__Source material__
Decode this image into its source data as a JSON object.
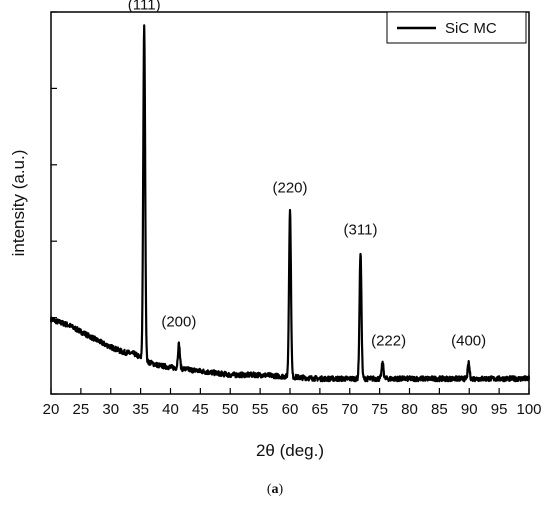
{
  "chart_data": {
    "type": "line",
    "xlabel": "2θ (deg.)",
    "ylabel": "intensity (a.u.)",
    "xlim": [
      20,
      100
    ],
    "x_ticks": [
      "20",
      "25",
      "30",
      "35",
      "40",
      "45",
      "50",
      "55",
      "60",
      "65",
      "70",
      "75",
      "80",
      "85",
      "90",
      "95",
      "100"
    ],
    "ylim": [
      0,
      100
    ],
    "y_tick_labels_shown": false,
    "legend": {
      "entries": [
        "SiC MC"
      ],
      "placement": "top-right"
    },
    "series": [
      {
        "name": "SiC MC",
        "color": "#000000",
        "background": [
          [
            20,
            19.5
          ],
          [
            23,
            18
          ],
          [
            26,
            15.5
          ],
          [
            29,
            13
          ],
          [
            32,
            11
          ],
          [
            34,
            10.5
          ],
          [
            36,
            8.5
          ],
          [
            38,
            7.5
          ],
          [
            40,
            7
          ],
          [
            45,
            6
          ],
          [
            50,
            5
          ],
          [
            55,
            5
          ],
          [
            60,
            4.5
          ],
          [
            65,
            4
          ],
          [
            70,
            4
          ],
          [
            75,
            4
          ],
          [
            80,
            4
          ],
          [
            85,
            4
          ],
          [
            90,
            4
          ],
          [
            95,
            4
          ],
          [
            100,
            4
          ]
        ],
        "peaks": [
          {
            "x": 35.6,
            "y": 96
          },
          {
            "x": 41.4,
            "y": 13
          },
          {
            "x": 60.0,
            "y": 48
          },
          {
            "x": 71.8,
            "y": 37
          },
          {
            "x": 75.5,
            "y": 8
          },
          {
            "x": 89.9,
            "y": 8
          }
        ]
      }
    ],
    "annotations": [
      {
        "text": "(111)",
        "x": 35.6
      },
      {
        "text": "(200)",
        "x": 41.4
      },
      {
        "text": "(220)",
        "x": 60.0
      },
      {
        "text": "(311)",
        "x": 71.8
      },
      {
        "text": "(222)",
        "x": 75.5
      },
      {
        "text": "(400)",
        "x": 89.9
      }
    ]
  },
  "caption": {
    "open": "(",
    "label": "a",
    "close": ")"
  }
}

__Objective__
Tell how many lines contain the word "text", using only the number.

__Expected output__
6